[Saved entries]

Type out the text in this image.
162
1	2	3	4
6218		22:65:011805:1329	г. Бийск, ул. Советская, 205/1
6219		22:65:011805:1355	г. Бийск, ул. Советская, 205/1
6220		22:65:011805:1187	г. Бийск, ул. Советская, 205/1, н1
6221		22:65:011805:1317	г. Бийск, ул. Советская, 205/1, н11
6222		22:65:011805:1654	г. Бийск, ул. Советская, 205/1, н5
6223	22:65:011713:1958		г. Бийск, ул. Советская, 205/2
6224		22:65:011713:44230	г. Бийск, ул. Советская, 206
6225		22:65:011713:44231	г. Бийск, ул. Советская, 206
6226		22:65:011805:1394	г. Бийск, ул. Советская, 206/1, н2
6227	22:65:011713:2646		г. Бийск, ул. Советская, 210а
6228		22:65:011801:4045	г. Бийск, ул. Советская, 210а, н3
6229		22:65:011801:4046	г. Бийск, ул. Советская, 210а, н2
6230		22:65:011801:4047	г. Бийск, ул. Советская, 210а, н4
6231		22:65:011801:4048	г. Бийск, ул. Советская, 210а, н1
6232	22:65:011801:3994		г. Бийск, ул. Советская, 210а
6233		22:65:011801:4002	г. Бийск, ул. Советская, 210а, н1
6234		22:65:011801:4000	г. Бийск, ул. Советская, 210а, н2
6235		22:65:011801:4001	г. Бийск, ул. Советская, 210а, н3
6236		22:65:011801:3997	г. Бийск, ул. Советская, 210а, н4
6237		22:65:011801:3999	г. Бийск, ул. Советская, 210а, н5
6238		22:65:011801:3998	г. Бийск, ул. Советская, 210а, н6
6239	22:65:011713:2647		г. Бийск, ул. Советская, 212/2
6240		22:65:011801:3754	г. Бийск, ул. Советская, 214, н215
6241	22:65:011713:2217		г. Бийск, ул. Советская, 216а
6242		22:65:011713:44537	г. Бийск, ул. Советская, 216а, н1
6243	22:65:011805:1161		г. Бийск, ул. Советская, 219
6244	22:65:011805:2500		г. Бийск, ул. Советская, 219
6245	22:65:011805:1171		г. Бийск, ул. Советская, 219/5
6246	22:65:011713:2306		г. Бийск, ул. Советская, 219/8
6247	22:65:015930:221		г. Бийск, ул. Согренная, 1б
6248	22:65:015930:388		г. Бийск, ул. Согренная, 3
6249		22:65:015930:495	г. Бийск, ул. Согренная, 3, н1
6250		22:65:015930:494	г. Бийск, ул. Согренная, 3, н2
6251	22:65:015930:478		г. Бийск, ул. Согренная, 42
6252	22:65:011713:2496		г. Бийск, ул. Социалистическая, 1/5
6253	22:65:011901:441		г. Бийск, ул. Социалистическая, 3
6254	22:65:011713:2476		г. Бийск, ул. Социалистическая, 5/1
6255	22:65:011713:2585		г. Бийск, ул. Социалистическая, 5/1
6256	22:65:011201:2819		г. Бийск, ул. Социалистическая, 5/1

...

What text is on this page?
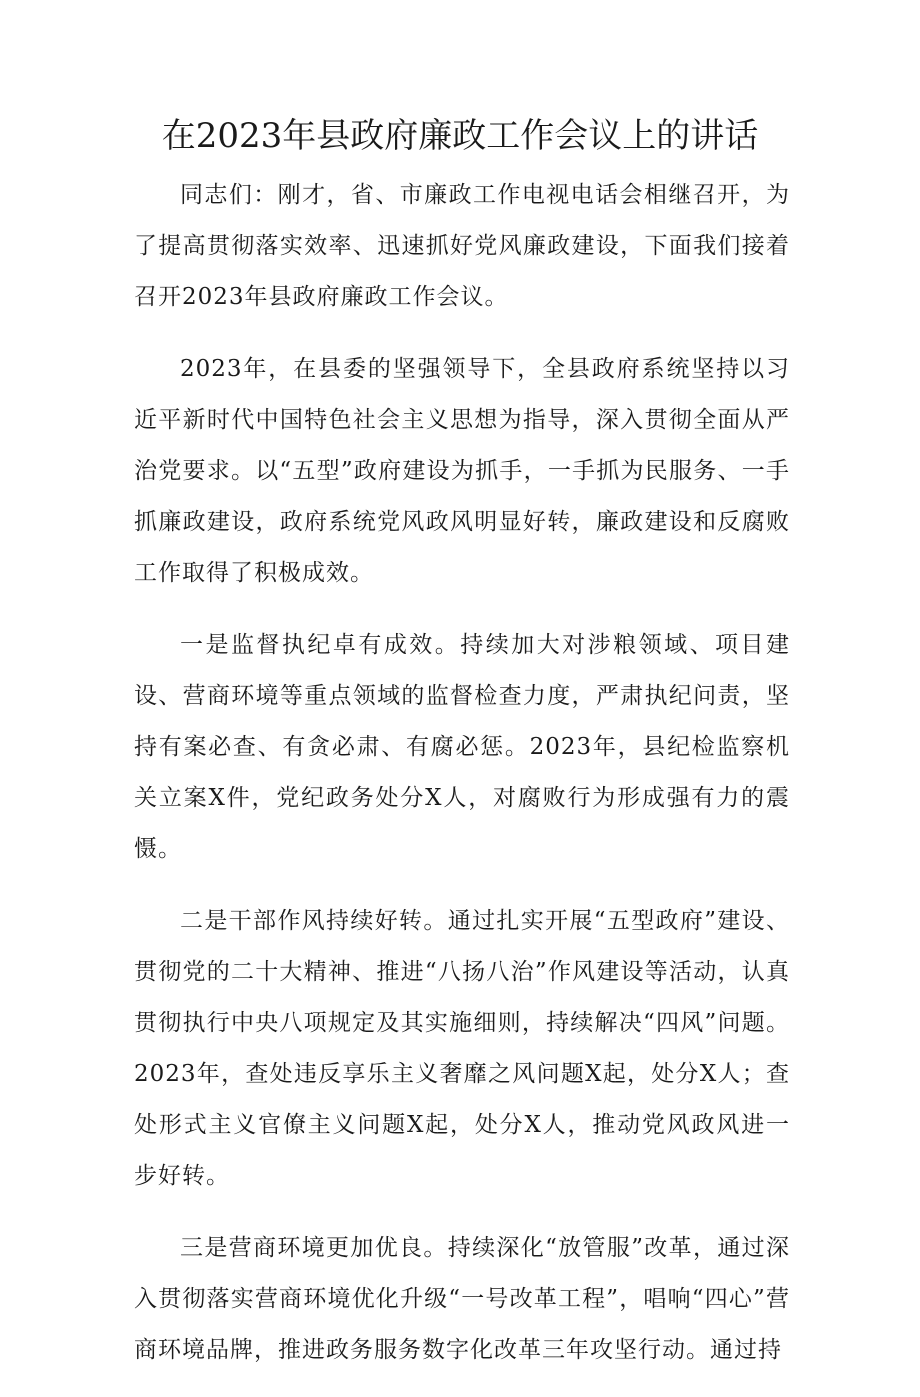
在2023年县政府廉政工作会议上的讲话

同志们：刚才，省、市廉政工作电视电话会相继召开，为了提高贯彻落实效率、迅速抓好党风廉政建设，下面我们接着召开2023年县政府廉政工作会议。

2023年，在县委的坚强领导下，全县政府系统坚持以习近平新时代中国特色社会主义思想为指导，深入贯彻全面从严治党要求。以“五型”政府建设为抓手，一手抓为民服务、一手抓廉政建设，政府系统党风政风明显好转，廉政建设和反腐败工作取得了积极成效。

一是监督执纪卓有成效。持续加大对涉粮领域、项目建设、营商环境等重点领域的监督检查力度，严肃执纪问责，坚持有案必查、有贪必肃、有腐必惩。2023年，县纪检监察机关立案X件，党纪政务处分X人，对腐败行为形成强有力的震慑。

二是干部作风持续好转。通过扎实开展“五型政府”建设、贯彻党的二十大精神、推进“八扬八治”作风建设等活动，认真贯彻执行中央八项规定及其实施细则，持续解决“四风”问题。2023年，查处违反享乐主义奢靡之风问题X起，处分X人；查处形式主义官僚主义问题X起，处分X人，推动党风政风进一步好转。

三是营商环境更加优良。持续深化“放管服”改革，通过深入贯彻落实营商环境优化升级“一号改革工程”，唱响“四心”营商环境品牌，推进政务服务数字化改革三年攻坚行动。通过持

Aim of the task: Count the lines of the material that include the word "Согренная", then state only the total.

Solution for this exercise: 5